### EXERCISE
Pull out every line below that contains the word "data".

· · · · ·

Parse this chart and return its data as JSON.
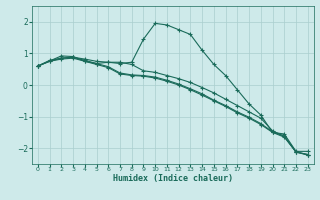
{
  "background_color": "#ceeaea",
  "grid_color": "#aacece",
  "line_color": "#1a6b5a",
  "xlabel": "Humidex (Indice chaleur)",
  "xlim": [
    -0.5,
    23.5
  ],
  "ylim": [
    -2.5,
    2.5
  ],
  "yticks": [
    -2,
    -1,
    0,
    1,
    2
  ],
  "xticks": [
    0,
    1,
    2,
    3,
    4,
    5,
    6,
    7,
    8,
    9,
    10,
    11,
    12,
    13,
    14,
    15,
    16,
    17,
    18,
    19,
    20,
    21,
    22,
    23
  ],
  "series": [
    {
      "x": [
        0,
        1,
        2,
        3,
        4,
        5,
        6,
        7,
        8,
        9,
        10,
        11,
        12,
        13,
        14,
        15,
        16,
        17,
        18,
        19,
        20,
        21,
        22,
        23
      ],
      "y": [
        0.6,
        0.78,
        0.85,
        0.88,
        0.82,
        0.75,
        0.72,
        0.68,
        0.72,
        1.45,
        1.95,
        1.9,
        1.75,
        1.6,
        1.1,
        0.65,
        0.3,
        -0.15,
        -0.6,
        -0.95,
        -1.5,
        -1.55,
        -2.1,
        -2.1
      ]
    },
    {
      "x": [
        0,
        2,
        3,
        4,
        5,
        6,
        7,
        8,
        9,
        10,
        11,
        12,
        13,
        14,
        15,
        16,
        17,
        18,
        19,
        20,
        21,
        22,
        23
      ],
      "y": [
        0.6,
        0.92,
        0.9,
        0.75,
        0.68,
        0.72,
        0.72,
        0.65,
        0.45,
        0.4,
        0.3,
        0.2,
        0.08,
        -0.08,
        -0.25,
        -0.45,
        -0.65,
        -0.85,
        -1.05,
        -1.45,
        -1.62,
        -2.12,
        -2.2
      ]
    },
    {
      "x": [
        0,
        1,
        2,
        3,
        4,
        5,
        6,
        7,
        8,
        9,
        10,
        11,
        12,
        13,
        14,
        15,
        16,
        17,
        18,
        19,
        20,
        21,
        22,
        23
      ],
      "y": [
        0.6,
        0.75,
        0.82,
        0.85,
        0.75,
        0.65,
        0.55,
        0.35,
        0.3,
        0.28,
        0.22,
        0.12,
        0.0,
        -0.15,
        -0.32,
        -0.5,
        -0.68,
        -0.88,
        -1.05,
        -1.25,
        -1.5,
        -1.65,
        -2.12,
        -2.22
      ]
    },
    {
      "x": [
        0,
        1,
        2,
        3,
        4,
        5,
        6,
        7,
        8,
        9,
        10,
        11,
        12,
        13,
        14,
        15,
        16,
        17,
        18,
        19,
        20,
        21,
        22,
        23
      ],
      "y": [
        0.6,
        0.75,
        0.85,
        0.88,
        0.78,
        0.68,
        0.58,
        0.38,
        0.32,
        0.3,
        0.25,
        0.15,
        0.03,
        -0.12,
        -0.28,
        -0.48,
        -0.65,
        -0.85,
        -1.02,
        -1.22,
        -1.48,
        -1.62,
        -2.12,
        -2.2
      ]
    }
  ]
}
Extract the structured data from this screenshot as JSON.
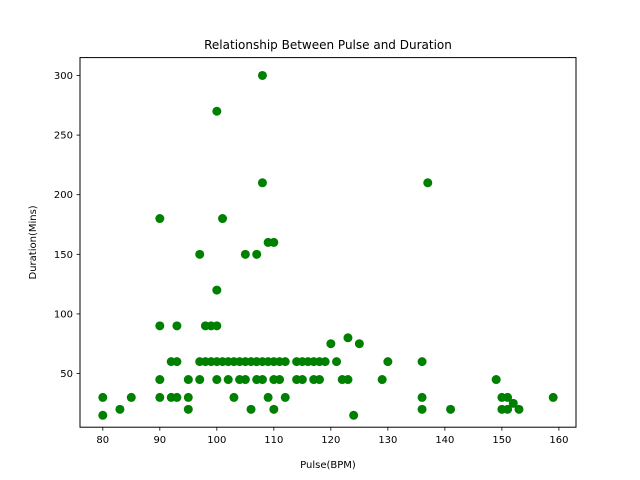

· · · · ·

### ANSWER BELOW
Parse this chart and return its data as JSON.
Extract the structured data from this screenshot as JSON.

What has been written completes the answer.